> Written instruction
Gather from the listing below each line that includes the word "trading", and copy it.

> Data extracted from a collection
※

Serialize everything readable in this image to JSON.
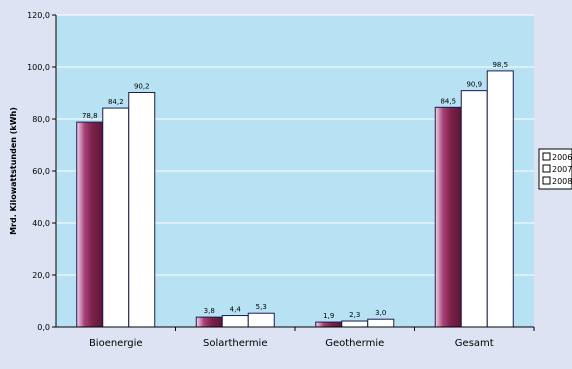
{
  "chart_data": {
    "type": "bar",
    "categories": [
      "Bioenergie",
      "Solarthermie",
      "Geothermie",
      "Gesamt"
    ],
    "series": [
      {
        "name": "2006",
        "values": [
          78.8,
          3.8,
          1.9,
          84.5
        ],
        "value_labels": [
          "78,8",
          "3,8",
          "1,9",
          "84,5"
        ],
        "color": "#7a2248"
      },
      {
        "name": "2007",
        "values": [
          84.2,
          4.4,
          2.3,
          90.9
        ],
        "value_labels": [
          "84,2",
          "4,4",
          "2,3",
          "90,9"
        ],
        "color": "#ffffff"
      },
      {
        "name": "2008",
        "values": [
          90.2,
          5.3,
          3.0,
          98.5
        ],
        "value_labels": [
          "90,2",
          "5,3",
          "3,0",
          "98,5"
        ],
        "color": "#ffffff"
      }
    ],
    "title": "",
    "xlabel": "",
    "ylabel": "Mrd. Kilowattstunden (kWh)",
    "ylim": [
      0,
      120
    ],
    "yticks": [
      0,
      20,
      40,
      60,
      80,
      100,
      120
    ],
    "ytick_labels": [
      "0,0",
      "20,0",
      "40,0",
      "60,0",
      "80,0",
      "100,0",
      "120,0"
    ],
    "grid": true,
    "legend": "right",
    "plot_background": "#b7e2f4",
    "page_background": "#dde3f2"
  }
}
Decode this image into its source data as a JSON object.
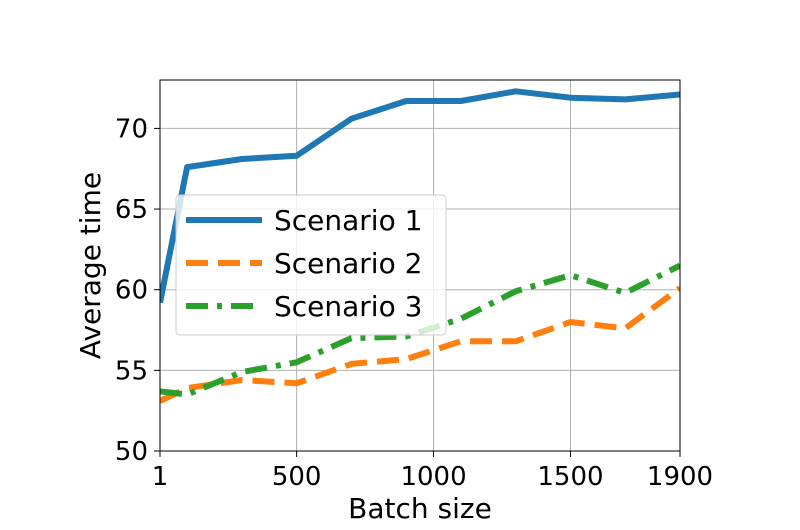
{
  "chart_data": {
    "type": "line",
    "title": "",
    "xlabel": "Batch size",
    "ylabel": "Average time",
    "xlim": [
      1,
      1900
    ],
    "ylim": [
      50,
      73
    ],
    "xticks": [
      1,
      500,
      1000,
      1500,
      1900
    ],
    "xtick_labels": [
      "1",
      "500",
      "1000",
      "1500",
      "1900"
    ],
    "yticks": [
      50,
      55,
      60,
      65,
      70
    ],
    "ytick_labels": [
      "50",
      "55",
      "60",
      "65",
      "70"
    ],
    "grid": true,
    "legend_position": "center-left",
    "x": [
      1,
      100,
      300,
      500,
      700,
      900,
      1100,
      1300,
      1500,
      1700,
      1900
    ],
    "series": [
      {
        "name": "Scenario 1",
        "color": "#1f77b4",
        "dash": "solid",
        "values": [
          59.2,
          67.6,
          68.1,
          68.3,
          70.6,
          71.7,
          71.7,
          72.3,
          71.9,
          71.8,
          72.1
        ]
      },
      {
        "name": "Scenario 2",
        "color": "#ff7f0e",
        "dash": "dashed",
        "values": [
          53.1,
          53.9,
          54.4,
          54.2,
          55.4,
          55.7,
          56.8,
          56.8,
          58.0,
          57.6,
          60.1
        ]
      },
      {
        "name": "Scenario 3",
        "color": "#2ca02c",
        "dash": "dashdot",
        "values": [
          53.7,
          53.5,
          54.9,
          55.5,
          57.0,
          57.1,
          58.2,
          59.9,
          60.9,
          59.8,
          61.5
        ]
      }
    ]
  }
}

※

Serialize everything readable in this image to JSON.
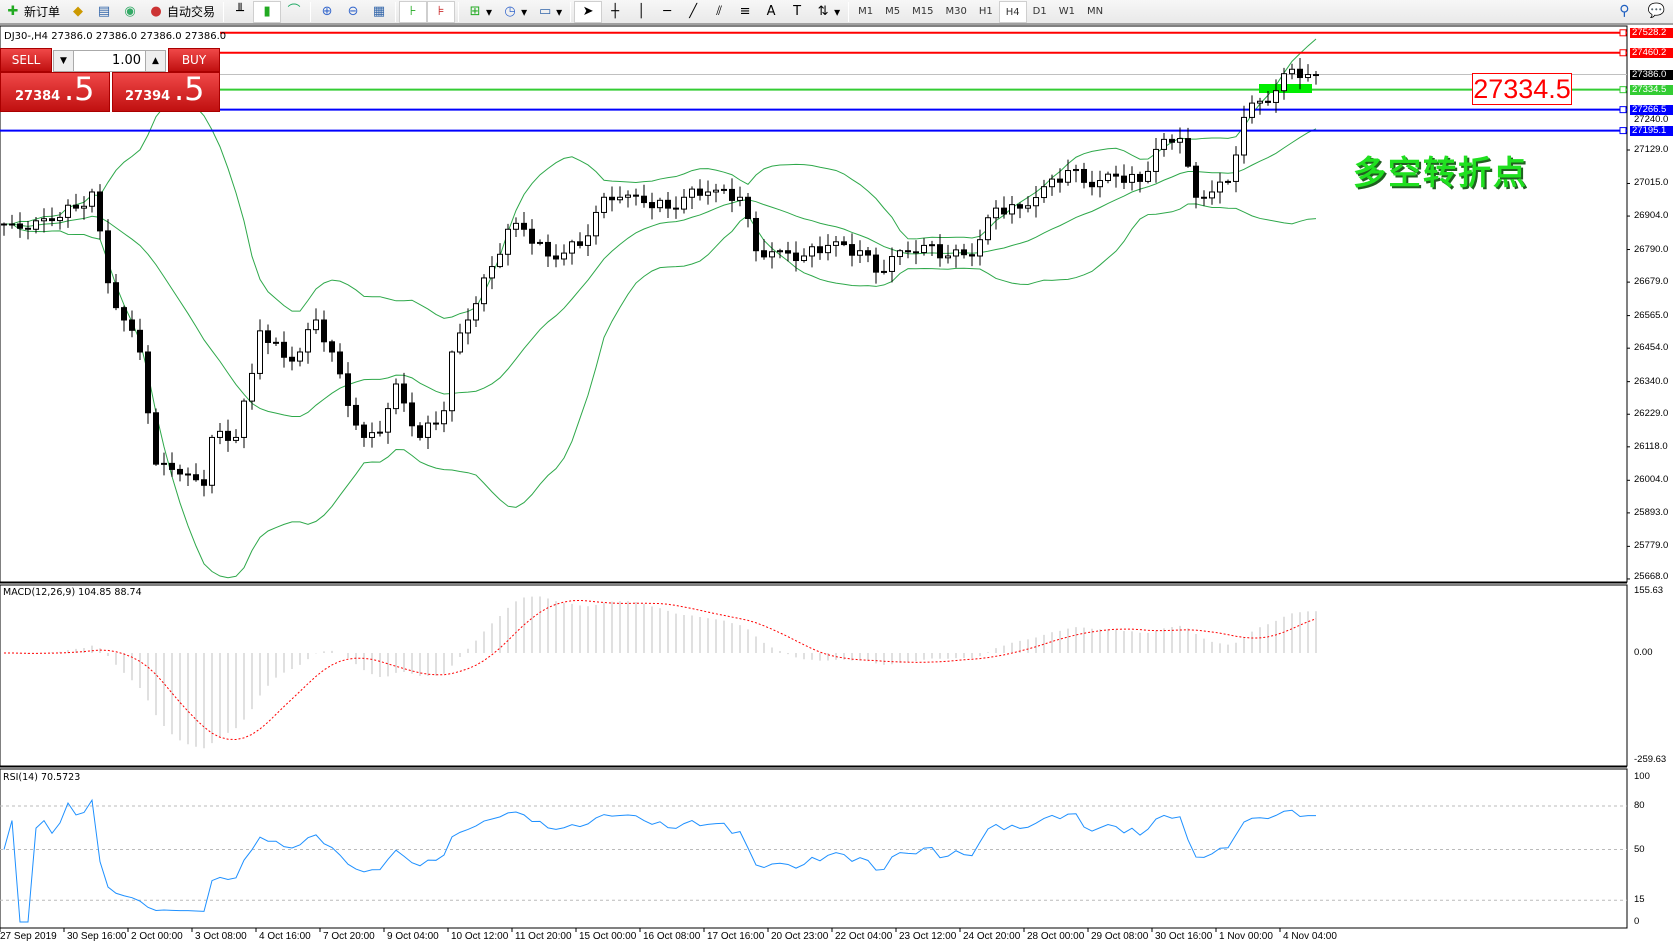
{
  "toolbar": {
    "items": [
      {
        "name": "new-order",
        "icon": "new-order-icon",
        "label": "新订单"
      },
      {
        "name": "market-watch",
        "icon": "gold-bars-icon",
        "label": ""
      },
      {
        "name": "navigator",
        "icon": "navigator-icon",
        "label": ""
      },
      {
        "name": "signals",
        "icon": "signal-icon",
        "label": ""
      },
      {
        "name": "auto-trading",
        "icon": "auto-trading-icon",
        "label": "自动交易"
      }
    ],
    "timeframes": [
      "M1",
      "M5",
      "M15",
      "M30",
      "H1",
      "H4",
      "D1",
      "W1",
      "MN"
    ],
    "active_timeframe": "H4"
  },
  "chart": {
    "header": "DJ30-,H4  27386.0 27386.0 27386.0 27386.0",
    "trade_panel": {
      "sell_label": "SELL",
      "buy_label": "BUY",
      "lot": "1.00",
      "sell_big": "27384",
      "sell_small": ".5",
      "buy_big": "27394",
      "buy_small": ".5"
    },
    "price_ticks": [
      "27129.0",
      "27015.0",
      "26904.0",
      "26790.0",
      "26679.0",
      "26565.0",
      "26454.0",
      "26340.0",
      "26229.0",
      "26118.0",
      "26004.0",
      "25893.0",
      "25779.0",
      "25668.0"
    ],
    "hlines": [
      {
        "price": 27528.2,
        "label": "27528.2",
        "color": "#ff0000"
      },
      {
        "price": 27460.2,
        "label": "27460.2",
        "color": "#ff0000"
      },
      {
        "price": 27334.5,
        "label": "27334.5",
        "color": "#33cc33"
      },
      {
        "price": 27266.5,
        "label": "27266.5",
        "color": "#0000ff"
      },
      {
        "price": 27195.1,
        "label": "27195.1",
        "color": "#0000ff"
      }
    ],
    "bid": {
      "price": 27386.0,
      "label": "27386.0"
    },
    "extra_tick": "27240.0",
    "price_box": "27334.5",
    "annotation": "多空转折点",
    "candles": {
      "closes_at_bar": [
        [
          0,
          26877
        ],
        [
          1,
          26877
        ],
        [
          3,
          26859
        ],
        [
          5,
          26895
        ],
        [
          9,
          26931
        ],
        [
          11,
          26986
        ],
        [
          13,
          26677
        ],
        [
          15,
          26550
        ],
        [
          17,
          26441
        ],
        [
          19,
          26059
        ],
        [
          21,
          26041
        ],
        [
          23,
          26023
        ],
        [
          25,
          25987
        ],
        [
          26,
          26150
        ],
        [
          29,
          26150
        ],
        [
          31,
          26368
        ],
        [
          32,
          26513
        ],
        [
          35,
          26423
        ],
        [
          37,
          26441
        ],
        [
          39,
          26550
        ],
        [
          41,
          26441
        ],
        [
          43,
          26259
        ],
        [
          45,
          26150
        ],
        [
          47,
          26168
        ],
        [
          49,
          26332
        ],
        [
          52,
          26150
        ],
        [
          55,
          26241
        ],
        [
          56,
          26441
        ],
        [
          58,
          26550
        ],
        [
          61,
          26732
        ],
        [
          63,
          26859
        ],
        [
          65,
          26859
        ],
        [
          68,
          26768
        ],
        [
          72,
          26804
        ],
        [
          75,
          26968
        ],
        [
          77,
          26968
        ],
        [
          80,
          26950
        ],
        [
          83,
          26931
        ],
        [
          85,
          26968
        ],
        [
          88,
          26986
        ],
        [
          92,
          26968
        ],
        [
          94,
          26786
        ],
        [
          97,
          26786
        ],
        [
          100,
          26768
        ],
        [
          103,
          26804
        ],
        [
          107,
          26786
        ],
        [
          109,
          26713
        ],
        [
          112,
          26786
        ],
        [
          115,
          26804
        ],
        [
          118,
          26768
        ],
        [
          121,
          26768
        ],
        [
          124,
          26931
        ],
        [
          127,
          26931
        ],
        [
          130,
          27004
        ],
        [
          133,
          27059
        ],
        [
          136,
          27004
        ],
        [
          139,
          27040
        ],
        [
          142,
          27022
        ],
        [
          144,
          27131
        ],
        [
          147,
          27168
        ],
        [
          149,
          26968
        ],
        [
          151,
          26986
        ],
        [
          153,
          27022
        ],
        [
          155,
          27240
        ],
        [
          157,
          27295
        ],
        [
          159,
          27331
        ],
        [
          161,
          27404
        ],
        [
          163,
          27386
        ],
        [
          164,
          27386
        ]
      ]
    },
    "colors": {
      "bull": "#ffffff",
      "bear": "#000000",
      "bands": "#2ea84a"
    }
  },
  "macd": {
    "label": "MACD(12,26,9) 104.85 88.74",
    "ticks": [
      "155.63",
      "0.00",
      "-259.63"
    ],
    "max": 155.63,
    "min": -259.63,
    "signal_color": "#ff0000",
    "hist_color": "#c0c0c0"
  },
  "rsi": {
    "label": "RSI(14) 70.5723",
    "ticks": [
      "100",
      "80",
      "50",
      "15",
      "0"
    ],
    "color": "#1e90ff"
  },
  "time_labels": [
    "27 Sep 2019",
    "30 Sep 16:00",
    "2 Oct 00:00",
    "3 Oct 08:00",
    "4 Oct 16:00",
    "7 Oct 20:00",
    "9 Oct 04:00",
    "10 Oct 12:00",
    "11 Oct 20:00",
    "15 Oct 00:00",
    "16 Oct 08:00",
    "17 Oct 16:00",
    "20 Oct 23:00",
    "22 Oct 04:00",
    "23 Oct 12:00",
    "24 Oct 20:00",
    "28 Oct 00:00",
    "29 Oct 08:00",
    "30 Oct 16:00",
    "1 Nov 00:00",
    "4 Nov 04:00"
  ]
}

※

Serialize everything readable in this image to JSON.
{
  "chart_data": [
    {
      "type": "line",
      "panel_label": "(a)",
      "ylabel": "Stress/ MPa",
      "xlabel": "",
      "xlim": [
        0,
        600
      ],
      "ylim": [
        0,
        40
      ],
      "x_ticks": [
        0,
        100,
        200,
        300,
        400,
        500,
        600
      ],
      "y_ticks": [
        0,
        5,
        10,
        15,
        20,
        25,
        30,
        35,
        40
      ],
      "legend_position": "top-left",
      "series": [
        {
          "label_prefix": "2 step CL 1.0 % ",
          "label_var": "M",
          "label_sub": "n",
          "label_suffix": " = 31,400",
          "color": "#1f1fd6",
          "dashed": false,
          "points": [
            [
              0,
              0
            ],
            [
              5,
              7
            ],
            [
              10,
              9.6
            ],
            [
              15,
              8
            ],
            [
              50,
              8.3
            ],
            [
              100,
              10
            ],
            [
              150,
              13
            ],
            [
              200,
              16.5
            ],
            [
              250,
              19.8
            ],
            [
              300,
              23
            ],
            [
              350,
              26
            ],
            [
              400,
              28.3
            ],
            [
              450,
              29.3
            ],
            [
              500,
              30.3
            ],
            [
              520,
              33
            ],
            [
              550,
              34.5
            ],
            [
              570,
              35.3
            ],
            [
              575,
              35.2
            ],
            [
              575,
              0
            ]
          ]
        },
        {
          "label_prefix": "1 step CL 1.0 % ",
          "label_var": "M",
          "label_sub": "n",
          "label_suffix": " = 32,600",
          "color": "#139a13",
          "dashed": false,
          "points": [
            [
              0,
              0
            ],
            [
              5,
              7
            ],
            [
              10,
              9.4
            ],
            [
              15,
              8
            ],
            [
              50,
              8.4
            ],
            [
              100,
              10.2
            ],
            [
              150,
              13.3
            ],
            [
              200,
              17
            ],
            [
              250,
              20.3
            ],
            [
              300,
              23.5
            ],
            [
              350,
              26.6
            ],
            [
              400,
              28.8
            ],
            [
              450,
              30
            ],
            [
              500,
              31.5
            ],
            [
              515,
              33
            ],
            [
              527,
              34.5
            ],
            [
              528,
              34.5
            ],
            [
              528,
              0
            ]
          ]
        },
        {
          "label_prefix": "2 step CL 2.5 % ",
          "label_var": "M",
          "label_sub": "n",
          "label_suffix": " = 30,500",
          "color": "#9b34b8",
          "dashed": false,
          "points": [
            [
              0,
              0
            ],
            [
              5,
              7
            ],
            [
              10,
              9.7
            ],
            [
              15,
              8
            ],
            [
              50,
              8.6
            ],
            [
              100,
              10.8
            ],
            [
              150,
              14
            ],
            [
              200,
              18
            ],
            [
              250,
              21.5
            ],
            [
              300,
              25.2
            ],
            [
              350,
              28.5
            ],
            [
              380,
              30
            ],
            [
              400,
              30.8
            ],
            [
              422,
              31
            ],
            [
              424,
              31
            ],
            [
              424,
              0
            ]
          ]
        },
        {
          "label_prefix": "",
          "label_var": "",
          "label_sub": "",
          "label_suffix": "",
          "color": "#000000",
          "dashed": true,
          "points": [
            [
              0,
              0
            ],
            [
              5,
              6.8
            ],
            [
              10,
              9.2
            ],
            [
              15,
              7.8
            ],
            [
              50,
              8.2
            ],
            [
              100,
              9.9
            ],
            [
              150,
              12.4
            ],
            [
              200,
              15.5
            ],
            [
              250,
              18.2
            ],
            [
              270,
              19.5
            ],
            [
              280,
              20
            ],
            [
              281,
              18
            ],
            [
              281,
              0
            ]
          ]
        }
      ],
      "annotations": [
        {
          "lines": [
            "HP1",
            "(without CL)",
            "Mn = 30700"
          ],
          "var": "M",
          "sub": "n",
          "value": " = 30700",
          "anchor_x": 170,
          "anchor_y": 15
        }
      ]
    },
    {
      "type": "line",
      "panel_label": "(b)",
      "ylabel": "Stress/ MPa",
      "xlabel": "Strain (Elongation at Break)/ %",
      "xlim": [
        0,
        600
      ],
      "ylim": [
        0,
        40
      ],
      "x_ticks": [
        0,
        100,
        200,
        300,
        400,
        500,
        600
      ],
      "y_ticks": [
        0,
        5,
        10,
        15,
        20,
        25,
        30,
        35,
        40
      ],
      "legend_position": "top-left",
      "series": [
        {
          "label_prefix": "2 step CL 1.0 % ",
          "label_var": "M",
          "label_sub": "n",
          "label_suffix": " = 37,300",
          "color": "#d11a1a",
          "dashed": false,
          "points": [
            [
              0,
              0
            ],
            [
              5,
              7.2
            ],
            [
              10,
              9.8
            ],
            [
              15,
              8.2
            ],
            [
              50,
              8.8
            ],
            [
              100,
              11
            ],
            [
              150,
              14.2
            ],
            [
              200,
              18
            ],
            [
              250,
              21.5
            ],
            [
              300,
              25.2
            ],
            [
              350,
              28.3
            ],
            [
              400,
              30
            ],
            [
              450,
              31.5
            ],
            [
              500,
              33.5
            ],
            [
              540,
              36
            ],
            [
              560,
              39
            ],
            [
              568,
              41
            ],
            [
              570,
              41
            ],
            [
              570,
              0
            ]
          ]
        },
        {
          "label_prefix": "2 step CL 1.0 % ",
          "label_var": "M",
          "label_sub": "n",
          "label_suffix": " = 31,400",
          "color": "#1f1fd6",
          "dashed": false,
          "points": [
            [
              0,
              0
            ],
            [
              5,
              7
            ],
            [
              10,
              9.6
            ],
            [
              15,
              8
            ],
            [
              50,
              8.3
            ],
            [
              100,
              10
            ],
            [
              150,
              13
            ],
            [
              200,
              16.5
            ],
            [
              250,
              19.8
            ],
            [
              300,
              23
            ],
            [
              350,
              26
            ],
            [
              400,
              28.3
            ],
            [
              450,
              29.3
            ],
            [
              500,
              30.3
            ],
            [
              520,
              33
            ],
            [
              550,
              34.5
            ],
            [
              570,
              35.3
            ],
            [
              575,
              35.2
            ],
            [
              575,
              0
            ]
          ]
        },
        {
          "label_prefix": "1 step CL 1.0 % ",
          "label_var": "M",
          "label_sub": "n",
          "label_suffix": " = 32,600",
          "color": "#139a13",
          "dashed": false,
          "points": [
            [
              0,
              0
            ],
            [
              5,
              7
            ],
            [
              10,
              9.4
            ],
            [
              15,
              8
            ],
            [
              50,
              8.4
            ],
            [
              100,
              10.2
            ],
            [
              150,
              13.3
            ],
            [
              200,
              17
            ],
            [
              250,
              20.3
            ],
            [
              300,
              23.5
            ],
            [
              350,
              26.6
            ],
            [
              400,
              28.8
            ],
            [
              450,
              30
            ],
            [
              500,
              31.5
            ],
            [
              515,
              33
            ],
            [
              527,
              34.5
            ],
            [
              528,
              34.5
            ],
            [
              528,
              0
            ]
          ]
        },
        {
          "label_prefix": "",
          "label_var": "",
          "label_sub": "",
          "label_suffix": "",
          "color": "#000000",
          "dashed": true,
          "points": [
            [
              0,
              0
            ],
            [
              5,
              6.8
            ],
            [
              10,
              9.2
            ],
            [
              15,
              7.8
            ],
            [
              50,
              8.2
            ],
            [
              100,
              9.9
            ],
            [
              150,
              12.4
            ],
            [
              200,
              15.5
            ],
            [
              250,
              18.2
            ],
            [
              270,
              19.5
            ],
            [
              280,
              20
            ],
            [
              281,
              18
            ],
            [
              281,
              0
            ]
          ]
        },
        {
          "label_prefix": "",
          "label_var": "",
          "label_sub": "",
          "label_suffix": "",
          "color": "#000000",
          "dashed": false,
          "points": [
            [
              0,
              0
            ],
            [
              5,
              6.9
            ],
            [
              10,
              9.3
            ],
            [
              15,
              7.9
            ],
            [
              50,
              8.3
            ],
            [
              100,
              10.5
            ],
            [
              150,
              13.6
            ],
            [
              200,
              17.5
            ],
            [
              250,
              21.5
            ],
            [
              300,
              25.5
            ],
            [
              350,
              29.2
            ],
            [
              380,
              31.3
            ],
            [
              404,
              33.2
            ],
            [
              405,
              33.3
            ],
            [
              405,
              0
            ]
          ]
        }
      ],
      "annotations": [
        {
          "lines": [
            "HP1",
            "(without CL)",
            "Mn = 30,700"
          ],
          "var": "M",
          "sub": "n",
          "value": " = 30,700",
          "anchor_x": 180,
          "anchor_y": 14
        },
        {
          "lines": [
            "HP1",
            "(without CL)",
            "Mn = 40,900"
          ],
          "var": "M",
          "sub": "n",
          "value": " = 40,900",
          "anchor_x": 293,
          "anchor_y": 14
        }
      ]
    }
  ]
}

※

> Reply to the exercise
        "name": "auto-trading",
        "icon": "auto-trading-icon",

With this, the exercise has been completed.